**WORK INSTRUCTIONS:** Look through the records that follow. Copy every line containing the word "показатель".

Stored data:
============

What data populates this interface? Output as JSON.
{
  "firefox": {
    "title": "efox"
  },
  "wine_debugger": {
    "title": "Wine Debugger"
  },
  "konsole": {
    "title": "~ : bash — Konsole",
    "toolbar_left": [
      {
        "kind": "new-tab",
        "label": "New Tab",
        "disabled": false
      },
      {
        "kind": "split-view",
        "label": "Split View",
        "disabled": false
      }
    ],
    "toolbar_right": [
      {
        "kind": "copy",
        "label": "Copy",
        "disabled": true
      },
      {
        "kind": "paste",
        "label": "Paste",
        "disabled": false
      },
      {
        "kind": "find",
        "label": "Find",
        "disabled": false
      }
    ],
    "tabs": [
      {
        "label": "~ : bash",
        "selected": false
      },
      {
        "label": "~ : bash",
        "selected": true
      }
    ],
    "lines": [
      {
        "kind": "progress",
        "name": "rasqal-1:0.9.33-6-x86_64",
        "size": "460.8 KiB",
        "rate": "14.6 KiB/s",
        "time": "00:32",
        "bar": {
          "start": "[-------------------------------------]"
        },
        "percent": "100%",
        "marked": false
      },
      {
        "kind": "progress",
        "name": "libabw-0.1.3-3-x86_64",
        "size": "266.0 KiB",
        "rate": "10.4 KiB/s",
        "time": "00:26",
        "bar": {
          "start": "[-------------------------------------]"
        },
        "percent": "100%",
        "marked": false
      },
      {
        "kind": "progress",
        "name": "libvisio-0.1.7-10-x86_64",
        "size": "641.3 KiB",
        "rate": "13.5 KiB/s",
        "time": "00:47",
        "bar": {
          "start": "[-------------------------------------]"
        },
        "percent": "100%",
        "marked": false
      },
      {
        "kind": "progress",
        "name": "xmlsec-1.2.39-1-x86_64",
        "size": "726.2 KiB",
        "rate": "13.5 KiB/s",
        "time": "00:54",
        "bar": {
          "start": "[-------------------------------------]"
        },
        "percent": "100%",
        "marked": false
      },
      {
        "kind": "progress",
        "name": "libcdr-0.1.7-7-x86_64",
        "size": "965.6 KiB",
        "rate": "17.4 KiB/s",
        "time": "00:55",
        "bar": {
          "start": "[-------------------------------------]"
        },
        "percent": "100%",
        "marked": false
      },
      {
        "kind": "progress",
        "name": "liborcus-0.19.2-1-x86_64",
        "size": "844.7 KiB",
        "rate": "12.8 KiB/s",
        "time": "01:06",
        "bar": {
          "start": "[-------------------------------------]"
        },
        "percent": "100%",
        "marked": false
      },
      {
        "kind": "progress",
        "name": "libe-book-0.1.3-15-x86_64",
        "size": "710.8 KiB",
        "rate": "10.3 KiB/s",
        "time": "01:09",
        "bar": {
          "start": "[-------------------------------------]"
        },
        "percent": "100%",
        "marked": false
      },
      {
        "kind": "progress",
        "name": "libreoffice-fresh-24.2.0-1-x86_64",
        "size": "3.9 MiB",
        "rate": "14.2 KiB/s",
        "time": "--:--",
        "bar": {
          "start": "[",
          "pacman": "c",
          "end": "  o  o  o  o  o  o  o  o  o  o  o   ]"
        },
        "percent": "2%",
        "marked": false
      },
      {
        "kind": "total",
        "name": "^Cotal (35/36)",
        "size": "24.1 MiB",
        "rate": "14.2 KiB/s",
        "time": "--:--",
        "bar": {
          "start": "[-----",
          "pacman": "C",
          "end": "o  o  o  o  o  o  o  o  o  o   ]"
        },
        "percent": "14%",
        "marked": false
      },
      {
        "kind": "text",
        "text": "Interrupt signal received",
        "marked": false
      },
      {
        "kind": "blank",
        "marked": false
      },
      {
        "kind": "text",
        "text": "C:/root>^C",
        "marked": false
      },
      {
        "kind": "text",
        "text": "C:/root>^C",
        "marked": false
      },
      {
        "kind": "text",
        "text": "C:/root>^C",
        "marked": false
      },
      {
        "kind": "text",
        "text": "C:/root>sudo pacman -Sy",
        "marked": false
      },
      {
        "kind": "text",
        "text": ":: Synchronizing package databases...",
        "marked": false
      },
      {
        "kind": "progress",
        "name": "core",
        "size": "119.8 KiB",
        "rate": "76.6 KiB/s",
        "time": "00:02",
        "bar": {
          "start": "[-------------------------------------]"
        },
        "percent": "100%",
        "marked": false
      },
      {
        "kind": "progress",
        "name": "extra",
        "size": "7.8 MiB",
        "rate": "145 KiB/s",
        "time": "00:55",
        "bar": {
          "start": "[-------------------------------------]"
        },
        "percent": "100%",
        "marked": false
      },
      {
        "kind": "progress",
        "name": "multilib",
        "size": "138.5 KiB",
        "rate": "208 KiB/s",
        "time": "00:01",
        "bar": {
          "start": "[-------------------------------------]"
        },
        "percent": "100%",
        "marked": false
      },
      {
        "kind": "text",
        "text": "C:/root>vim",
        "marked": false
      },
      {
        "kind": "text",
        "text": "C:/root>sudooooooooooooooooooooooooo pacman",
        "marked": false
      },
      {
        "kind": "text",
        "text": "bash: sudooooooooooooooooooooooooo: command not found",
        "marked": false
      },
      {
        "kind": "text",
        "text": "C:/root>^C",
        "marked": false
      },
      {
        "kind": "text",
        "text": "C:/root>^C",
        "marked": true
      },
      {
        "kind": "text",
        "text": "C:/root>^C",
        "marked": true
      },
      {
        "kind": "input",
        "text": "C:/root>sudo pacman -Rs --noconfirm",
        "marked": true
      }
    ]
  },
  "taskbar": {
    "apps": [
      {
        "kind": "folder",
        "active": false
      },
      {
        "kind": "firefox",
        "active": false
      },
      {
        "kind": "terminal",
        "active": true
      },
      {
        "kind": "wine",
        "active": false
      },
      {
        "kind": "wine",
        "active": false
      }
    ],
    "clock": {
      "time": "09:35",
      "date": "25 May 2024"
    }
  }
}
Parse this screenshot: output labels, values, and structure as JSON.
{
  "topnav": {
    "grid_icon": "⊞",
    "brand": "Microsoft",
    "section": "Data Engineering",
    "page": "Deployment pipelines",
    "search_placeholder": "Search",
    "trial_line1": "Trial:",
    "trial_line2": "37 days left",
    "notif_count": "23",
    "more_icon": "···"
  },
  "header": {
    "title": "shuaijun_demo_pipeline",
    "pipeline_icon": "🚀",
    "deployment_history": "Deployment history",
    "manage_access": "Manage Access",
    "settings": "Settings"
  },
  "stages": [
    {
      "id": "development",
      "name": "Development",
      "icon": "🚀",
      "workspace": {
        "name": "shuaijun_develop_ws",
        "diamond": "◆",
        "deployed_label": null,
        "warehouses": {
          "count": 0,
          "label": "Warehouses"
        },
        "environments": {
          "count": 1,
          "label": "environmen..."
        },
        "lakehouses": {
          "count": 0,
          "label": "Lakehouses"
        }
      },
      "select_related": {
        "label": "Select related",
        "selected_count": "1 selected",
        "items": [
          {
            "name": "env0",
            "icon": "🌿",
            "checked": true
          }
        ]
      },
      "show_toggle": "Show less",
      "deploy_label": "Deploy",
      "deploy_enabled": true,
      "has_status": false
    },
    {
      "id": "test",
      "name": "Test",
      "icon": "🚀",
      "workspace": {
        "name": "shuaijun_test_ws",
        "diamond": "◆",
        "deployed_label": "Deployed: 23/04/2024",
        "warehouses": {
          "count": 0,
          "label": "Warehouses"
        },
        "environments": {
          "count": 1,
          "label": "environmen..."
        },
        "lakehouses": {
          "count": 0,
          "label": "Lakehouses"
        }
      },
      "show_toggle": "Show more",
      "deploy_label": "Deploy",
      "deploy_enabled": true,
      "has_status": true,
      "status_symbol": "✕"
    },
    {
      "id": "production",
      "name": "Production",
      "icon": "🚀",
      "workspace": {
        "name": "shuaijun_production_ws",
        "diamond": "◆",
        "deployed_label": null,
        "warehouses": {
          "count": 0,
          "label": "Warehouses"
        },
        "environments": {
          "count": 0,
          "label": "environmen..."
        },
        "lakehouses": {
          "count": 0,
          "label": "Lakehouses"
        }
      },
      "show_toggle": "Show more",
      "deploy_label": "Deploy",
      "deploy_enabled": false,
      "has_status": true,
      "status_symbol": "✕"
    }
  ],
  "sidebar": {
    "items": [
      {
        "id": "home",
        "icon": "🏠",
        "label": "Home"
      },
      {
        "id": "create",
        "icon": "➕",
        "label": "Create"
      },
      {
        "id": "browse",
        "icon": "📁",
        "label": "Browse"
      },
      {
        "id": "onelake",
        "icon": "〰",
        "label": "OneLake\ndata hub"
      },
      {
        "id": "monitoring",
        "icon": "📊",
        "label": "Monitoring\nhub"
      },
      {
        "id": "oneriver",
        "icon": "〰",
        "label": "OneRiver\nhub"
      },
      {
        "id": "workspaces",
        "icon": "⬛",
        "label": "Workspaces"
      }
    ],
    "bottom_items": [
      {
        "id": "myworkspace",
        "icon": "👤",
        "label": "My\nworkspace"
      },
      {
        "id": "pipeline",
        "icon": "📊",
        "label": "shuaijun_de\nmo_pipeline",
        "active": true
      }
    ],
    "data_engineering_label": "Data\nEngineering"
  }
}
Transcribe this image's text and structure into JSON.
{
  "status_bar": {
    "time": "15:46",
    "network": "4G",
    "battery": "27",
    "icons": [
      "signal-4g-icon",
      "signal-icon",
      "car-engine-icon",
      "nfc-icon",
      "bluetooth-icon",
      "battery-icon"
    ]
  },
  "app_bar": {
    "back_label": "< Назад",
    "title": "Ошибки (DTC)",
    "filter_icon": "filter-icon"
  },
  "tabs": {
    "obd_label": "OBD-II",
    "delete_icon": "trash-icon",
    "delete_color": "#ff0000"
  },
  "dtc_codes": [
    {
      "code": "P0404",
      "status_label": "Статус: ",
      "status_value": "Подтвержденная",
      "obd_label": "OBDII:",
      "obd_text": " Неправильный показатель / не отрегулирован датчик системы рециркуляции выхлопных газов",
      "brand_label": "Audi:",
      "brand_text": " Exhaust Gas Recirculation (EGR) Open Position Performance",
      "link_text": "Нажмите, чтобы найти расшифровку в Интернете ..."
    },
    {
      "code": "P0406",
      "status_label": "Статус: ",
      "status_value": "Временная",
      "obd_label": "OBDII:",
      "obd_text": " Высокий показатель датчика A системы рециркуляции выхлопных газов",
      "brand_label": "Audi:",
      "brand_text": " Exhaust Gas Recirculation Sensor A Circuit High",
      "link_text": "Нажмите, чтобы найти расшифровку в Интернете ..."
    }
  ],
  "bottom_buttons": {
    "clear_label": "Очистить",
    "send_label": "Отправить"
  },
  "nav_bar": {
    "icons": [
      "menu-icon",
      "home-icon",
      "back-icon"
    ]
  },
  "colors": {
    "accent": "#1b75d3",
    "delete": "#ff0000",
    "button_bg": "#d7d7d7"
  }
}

============

**ANSWER FOR THE TASK:**
      "obd_text": " Неправильный показатель / не отрегулирован датчик системы рециркуляции выхлопных газов",
      "obd_text": " Высокий показатель датчика A системы рециркуляции выхлопных газов",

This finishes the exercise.